STUDY TEXT:
* * * * *
Streaming as what
And the likelihood that it will be streaming sensibly (say MPEG2 on request) is how low?
Pity - it would be nice to have this talk to my Hauppage MVP
One day, the world's broadcasters will make all their programming available across the internet. But at least it's possible to watch any show transmitted to your home from anywhere else on the planet without having to worry about whether your hotel has the right cable deal. Enter Sling Media's SlingBox, in which a TV tuner is …
A nice review of the functionality and design but how well does it work:
What's the picture quality like - how degraded is it from broadcast by the additional encode/decode?
Assuming your uplink tops out at 256k a lot of compression is likely - does it look good on a 15" screen? 20" screen? bigger?
How stable is it - my experience of low bitrates on a webcam is pretty poor with the picture freezing regularly - does this manage to maintain a connection reliably to avoid interupting playback?
* * * * *
Page segmentation data:
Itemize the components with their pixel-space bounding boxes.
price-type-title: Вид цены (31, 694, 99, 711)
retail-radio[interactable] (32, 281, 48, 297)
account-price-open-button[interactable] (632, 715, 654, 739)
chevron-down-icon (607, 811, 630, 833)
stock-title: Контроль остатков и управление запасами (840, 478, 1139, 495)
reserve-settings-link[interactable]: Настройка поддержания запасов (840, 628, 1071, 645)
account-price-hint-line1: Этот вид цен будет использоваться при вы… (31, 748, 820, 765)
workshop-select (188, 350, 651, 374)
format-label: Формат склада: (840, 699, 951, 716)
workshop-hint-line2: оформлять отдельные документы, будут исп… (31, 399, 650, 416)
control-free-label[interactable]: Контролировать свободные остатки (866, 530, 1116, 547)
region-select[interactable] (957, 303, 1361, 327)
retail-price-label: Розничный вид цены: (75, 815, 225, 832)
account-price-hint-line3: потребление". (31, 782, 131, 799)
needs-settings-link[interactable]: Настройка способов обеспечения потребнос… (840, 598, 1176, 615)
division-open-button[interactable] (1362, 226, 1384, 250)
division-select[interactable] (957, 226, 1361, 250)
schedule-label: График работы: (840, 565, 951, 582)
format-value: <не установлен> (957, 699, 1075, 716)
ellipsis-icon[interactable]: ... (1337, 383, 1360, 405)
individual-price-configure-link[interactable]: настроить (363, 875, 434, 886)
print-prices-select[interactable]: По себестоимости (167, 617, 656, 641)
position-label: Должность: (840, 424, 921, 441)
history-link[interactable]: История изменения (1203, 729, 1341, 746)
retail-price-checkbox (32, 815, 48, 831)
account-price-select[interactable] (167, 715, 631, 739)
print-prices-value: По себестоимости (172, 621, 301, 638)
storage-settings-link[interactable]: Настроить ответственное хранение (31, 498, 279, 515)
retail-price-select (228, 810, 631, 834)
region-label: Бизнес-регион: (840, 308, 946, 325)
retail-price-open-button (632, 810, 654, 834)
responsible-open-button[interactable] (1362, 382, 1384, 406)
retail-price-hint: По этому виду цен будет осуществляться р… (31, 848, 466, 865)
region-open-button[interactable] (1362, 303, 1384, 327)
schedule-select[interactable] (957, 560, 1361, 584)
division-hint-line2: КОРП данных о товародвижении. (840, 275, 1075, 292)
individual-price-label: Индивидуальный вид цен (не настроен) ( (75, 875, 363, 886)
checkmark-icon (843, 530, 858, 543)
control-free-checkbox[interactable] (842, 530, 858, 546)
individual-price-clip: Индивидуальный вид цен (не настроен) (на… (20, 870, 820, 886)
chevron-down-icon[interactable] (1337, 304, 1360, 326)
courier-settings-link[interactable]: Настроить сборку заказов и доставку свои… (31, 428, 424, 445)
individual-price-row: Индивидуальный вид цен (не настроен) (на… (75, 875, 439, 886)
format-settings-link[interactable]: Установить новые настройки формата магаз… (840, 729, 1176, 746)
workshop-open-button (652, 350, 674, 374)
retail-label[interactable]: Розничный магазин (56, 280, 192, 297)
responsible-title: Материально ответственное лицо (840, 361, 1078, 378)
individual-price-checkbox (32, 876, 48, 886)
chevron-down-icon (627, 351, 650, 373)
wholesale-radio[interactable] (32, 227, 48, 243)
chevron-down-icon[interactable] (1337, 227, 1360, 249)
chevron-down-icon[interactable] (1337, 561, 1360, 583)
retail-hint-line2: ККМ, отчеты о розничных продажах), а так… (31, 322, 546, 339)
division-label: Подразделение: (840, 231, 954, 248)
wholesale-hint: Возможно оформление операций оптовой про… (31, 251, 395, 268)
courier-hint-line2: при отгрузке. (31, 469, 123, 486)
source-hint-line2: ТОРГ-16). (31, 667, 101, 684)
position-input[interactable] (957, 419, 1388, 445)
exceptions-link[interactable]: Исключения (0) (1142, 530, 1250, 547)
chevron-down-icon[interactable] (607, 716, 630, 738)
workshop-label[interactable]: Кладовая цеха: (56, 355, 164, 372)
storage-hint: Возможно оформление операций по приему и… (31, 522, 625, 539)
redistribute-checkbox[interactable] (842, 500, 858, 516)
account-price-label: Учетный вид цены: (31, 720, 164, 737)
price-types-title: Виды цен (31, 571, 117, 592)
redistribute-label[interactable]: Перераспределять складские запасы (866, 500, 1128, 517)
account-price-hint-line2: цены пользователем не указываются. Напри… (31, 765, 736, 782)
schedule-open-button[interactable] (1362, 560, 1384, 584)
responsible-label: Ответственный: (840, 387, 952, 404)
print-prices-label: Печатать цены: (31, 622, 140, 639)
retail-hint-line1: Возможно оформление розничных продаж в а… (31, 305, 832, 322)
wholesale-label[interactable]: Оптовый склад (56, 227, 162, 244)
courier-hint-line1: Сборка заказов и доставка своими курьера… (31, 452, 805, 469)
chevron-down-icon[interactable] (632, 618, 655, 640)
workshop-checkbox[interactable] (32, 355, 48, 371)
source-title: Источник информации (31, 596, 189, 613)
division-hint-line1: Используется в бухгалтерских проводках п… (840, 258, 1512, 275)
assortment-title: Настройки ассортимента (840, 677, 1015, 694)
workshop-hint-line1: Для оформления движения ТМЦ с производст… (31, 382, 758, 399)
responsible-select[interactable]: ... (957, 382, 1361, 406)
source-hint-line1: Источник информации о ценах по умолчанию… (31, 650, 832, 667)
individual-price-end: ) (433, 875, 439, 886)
* * * * *
ASSIGNMENT: List every company, product, or video format named in the SlingBox comments.

YOUR SOLUTION: MPEG2, Hauppage MVP, Sling Media, SlingBox